Dataset entries:
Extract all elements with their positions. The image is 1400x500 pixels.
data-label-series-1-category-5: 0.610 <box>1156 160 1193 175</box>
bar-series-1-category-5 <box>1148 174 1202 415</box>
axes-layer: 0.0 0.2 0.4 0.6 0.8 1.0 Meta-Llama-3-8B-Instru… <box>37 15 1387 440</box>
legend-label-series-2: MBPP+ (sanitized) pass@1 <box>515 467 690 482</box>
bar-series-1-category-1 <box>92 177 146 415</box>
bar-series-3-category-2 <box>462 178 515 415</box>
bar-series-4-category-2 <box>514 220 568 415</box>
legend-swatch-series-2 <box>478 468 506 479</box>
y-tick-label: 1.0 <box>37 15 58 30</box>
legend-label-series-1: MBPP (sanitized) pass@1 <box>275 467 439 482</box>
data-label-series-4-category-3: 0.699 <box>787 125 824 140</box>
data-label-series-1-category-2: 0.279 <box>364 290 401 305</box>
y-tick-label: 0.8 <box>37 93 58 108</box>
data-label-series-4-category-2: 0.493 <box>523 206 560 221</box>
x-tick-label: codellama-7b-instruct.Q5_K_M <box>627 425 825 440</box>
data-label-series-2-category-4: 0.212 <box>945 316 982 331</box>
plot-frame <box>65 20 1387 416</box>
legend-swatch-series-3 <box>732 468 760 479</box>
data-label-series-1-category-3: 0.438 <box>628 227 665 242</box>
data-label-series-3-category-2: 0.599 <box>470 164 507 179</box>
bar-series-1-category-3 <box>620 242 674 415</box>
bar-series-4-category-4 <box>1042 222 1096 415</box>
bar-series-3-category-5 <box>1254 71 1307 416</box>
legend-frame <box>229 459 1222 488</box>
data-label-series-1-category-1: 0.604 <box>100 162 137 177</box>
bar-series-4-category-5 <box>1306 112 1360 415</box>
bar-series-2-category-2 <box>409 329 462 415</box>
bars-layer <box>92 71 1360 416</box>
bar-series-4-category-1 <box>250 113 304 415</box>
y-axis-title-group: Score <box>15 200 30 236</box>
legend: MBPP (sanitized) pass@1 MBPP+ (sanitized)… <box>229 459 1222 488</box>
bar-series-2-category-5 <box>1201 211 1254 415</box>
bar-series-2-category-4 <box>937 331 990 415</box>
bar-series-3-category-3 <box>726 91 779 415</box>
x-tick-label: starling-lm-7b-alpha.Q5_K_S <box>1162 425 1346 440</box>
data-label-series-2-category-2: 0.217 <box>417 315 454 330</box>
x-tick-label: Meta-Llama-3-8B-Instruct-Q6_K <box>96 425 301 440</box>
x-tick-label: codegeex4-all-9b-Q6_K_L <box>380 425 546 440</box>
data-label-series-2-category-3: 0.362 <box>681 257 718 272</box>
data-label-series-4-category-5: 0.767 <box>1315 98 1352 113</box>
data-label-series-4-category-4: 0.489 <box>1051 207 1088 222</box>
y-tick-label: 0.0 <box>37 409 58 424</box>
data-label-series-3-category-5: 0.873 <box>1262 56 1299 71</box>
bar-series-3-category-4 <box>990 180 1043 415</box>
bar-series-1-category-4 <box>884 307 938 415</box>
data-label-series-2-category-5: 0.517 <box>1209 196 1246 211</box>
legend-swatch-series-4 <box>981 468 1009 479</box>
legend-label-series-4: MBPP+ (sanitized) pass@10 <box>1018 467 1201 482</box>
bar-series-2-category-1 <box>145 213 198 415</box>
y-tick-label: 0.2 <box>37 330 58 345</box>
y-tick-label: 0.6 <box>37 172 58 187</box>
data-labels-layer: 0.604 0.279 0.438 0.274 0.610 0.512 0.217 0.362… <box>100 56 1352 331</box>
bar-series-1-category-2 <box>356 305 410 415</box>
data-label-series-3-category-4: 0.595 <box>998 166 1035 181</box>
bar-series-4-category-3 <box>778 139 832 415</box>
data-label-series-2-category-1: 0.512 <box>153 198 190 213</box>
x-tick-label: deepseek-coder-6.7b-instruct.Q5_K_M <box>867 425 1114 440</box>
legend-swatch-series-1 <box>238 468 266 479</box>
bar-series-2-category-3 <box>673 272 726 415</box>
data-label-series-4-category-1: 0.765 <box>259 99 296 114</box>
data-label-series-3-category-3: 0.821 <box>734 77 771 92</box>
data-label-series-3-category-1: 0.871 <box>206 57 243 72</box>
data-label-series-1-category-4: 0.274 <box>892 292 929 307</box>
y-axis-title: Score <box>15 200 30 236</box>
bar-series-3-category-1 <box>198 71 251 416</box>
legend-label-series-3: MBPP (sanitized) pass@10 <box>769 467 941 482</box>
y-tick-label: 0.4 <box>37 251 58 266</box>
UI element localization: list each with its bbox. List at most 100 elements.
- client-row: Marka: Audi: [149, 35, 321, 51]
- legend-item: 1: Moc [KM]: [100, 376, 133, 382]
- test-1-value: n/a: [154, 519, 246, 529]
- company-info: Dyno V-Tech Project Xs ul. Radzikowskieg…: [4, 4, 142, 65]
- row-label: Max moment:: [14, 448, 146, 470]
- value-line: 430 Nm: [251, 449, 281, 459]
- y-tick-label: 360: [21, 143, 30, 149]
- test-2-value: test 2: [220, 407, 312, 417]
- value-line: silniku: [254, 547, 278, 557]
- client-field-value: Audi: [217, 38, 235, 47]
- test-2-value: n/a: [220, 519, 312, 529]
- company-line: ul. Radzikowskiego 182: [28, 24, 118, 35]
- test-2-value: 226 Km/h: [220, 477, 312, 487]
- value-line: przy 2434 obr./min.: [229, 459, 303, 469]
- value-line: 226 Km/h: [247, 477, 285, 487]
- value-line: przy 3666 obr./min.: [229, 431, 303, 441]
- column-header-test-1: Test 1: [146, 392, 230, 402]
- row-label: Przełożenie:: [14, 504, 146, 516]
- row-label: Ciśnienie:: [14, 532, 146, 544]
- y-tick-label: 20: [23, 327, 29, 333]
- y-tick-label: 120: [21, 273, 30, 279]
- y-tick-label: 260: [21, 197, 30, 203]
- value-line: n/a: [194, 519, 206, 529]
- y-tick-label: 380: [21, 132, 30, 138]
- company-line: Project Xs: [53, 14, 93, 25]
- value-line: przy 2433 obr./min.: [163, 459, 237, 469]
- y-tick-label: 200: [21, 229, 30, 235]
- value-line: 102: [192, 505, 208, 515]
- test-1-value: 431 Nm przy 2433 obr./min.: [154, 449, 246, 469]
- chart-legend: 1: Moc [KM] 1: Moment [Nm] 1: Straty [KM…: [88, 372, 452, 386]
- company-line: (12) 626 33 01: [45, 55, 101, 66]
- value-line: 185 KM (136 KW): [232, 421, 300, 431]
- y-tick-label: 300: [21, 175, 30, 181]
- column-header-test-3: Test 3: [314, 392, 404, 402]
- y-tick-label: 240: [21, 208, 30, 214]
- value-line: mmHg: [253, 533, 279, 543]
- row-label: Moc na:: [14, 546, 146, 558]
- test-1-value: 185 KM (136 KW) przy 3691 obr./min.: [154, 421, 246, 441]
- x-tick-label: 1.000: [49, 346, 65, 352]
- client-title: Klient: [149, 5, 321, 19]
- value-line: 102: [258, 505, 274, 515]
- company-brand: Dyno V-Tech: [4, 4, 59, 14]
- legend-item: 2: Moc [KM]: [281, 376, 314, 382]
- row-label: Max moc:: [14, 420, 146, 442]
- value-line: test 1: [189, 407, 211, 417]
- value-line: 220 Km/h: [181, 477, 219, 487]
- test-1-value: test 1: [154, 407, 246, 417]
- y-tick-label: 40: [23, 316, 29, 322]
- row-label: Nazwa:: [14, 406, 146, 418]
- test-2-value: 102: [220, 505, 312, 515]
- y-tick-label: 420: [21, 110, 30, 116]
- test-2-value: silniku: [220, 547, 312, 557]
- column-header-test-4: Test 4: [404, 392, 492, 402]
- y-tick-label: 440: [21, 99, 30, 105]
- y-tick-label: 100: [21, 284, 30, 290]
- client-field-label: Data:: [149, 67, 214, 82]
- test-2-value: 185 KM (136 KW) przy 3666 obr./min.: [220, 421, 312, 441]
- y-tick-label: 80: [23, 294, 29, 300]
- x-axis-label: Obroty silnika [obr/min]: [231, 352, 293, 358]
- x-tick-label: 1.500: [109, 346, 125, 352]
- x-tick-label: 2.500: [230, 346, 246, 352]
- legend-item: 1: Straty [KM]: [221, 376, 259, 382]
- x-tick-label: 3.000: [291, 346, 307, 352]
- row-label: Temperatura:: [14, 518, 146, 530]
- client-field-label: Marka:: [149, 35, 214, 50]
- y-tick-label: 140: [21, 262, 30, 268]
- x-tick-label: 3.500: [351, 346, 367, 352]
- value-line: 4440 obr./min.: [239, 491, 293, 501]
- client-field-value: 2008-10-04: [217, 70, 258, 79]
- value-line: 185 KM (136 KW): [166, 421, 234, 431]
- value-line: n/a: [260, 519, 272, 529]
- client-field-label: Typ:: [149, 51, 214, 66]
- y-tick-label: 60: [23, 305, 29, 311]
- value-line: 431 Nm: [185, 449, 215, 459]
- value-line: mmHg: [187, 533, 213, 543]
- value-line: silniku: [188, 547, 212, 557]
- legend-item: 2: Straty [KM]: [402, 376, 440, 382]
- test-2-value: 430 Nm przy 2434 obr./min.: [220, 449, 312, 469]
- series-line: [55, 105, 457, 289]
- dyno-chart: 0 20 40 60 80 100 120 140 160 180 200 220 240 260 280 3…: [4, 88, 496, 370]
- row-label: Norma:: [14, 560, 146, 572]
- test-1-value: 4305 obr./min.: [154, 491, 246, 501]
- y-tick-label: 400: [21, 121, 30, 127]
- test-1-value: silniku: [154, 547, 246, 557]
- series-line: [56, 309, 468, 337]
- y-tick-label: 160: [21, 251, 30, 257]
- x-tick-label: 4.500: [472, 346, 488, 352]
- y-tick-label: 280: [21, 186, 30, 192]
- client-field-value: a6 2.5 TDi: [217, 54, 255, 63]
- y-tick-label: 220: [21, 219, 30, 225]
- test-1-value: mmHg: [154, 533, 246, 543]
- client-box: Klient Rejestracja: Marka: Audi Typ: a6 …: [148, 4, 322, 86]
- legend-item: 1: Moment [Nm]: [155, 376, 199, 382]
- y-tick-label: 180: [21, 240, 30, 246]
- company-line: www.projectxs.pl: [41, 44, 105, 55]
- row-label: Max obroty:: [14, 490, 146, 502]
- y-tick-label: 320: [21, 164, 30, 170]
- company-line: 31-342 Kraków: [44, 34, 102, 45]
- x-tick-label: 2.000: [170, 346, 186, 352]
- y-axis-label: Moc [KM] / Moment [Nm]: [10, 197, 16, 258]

Set task: Copy the material word for word, from its first line up to and including the line that contains "bar-series-3-category-5 <box>1254 71".

Exercise answer:
Extract all elements with their positions. The image is 1400x500 pixels.
data-label-series-1-category-5: 0.610 <box>1156 160 1193 175</box>
bar-series-1-category-5 <box>1148 174 1202 415</box>
axes-layer: 0.0 0.2 0.4 0.6 0.8 1.0 Meta-Llama-3-8B-Instru… <box>37 15 1387 440</box>
legend-label-series-2: MBPP+ (sanitized) pass@1 <box>515 467 690 482</box>
bar-series-1-category-1 <box>92 177 146 415</box>
bar-series-3-category-2 <box>462 178 515 415</box>
bar-series-4-category-2 <box>514 220 568 415</box>
legend-swatch-series-2 <box>478 468 506 479</box>
y-tick-label: 1.0 <box>37 15 58 30</box>
legend-label-series-1: MBPP (sanitized) pass@1 <box>275 467 439 482</box>
data-label-series-4-category-3: 0.699 <box>787 125 824 140</box>
data-label-series-1-category-2: 0.279 <box>364 290 401 305</box>
y-tick-label: 0.8 <box>37 93 58 108</box>
data-label-series-4-category-2: 0.493 <box>523 206 560 221</box>
x-tick-label: codellama-7b-instruct.Q5_K_M <box>627 425 825 440</box>
data-label-series-2-category-4: 0.212 <box>945 316 982 331</box>
plot-frame <box>65 20 1387 416</box>
legend-swatch-series-3 <box>732 468 760 479</box>
data-label-series-1-category-3: 0.438 <box>628 227 665 242</box>
data-label-series-3-category-2: 0.599 <box>470 164 507 179</box>
bar-series-1-category-3 <box>620 242 674 415</box>
bar-series-4-category-4 <box>1042 222 1096 415</box>
bar-series-3-category-5 <box>1254 71 1307 416</box>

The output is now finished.